# Available records start

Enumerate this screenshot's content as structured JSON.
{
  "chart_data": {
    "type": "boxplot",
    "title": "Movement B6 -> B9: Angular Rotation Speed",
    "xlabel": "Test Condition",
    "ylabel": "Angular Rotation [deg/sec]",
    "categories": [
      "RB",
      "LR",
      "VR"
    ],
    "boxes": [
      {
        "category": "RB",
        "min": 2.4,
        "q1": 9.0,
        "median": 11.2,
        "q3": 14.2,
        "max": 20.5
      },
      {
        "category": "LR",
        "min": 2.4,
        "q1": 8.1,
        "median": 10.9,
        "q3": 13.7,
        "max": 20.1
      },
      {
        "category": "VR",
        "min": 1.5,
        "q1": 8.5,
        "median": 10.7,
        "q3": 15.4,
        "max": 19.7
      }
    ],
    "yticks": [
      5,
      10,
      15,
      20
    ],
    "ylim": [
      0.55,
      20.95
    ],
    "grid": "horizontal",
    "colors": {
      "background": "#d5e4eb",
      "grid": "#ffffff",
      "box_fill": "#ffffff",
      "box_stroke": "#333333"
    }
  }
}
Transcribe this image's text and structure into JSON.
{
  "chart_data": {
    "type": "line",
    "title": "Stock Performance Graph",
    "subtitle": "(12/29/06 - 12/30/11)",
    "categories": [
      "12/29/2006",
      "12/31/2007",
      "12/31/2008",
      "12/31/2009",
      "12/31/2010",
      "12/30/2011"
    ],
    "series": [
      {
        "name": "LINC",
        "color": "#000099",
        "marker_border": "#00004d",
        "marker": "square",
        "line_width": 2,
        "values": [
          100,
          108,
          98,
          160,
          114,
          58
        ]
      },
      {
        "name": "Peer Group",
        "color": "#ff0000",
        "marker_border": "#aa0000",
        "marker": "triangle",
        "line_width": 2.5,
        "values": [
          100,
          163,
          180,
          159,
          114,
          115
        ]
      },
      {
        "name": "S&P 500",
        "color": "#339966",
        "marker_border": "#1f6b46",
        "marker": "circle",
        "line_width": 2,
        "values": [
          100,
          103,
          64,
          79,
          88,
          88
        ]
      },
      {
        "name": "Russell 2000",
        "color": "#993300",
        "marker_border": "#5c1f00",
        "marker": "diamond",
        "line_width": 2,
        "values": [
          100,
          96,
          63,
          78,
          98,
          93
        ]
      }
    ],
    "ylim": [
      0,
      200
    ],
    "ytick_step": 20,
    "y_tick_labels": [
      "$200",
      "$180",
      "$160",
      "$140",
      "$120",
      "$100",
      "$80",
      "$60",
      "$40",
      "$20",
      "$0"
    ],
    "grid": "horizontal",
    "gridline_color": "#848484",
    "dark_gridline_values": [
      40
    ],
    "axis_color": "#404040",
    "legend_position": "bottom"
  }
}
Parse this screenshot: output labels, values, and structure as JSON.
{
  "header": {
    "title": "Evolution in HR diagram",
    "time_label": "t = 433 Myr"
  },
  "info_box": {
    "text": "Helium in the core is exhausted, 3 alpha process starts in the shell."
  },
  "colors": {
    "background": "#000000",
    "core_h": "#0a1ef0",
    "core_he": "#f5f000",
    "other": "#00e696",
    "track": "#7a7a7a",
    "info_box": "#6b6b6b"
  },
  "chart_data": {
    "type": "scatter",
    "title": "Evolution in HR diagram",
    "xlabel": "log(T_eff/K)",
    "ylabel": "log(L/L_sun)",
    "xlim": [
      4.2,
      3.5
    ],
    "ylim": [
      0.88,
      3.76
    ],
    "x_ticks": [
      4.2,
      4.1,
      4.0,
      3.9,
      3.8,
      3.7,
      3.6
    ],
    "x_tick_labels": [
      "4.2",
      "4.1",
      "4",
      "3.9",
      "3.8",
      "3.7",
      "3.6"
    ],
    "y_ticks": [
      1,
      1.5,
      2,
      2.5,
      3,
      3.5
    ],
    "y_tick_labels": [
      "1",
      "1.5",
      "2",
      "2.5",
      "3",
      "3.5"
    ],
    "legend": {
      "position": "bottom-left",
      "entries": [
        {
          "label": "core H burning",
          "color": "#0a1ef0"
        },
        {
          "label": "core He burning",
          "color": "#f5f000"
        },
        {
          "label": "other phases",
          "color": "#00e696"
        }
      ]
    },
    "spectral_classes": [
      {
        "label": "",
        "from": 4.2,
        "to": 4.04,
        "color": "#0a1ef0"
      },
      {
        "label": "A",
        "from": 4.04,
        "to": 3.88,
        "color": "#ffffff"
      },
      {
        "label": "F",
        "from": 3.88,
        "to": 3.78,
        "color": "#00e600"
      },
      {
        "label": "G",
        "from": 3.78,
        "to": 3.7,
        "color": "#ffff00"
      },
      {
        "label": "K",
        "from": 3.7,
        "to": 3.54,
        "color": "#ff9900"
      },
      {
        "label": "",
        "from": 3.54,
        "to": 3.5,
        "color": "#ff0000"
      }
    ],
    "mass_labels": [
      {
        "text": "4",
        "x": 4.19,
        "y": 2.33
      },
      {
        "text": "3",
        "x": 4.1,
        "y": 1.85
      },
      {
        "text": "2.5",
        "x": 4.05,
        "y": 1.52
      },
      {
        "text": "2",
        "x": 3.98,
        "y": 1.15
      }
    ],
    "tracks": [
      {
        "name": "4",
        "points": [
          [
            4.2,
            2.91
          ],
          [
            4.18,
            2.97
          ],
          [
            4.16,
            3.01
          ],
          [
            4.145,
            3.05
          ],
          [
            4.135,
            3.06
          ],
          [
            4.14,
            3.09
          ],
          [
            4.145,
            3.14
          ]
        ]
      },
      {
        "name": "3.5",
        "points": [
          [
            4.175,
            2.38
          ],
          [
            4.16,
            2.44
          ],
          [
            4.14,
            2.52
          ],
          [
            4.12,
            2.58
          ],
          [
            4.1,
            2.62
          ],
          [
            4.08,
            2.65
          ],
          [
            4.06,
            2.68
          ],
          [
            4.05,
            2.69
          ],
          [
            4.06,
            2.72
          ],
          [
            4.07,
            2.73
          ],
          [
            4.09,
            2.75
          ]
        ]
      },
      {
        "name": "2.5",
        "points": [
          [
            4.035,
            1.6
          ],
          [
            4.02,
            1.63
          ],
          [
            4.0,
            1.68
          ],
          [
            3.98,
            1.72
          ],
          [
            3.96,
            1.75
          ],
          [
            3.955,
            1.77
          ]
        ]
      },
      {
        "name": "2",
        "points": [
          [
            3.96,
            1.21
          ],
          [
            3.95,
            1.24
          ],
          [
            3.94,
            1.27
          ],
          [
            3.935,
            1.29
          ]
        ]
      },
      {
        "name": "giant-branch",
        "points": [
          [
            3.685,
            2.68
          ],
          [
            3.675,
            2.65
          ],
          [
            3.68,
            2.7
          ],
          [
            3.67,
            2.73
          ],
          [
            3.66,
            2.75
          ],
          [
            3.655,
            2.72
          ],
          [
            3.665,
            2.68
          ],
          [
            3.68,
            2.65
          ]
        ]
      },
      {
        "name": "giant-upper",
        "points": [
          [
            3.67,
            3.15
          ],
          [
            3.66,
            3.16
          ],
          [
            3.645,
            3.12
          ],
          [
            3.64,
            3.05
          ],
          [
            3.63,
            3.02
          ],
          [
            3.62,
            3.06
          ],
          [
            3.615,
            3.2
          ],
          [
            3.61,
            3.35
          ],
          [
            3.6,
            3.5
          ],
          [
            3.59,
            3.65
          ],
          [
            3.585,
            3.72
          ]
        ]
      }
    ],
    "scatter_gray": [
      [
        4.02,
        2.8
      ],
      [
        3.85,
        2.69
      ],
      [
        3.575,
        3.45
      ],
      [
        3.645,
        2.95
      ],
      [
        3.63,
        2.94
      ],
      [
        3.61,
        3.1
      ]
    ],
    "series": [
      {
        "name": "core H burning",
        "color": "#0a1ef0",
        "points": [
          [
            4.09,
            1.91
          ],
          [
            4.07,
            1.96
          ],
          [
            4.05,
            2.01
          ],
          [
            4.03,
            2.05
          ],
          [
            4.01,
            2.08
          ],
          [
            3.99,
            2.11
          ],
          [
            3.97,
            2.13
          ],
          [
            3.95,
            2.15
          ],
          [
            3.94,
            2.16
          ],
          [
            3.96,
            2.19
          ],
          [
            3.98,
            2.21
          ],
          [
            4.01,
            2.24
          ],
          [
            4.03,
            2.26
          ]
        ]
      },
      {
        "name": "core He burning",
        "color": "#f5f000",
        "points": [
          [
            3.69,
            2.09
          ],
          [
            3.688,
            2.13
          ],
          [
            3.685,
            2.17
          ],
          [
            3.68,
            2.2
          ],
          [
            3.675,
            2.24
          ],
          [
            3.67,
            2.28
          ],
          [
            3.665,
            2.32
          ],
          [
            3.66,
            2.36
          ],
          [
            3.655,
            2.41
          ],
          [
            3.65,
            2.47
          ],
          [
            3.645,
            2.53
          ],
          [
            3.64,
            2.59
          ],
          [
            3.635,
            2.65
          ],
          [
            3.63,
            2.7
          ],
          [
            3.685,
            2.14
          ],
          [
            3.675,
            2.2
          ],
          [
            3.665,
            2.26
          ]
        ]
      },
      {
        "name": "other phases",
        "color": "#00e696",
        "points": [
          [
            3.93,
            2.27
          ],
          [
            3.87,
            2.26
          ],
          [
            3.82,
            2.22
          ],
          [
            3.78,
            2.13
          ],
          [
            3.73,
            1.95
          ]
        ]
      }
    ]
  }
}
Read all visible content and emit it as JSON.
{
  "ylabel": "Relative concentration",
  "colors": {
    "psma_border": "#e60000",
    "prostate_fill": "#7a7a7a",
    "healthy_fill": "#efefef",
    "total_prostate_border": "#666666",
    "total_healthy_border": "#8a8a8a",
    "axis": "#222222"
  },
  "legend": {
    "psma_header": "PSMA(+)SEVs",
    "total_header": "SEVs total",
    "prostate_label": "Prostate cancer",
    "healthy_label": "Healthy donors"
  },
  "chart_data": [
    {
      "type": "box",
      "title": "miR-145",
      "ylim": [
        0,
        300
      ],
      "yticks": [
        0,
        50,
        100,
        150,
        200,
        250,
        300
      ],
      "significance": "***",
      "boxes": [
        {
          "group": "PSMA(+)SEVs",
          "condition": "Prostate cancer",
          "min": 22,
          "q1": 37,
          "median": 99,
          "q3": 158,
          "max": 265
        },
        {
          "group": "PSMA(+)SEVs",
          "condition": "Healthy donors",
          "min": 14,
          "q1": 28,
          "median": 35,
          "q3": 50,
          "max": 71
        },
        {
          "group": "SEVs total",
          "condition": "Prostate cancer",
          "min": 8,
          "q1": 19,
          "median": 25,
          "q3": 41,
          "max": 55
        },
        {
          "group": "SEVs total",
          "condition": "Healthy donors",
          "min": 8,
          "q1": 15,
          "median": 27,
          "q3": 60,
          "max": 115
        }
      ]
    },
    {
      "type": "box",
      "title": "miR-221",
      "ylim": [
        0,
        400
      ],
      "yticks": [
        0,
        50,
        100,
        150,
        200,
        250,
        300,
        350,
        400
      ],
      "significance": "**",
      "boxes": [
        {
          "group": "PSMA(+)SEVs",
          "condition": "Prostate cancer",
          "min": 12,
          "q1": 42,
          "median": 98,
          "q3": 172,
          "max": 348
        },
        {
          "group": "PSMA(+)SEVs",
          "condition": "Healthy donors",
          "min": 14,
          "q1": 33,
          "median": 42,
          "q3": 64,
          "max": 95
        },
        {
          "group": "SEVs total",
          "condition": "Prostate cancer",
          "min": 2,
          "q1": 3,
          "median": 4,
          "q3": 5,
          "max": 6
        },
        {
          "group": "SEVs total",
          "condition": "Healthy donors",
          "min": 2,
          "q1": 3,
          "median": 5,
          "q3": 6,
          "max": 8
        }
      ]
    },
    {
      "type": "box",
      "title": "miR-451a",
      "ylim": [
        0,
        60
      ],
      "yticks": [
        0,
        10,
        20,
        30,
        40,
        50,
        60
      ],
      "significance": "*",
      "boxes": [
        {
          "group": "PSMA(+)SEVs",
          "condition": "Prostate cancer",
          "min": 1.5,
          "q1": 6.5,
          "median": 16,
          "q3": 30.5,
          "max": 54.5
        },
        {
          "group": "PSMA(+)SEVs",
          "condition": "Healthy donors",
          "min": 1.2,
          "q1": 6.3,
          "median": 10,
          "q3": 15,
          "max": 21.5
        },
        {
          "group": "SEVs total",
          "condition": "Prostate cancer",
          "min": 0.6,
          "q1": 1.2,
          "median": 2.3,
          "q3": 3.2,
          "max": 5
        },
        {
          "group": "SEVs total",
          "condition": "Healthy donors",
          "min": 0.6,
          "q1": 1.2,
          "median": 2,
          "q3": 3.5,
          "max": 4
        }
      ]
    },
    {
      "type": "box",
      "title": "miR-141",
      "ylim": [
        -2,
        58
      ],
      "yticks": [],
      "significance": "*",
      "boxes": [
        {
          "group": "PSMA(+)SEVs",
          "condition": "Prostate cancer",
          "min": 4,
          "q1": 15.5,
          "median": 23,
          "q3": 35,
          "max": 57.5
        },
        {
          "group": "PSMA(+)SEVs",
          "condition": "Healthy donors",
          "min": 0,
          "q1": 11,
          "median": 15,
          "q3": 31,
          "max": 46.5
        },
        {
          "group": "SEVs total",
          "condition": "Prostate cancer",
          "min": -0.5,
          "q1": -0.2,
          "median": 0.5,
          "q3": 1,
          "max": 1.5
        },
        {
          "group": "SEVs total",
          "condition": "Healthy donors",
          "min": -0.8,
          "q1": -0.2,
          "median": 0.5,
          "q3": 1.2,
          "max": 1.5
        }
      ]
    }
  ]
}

# Available records end

Pull every line containing "content" from the data.

▶ _The completed task_:
Enumerate this screenshot's content as structured JSON.
Read all visible content and emit it as JSON.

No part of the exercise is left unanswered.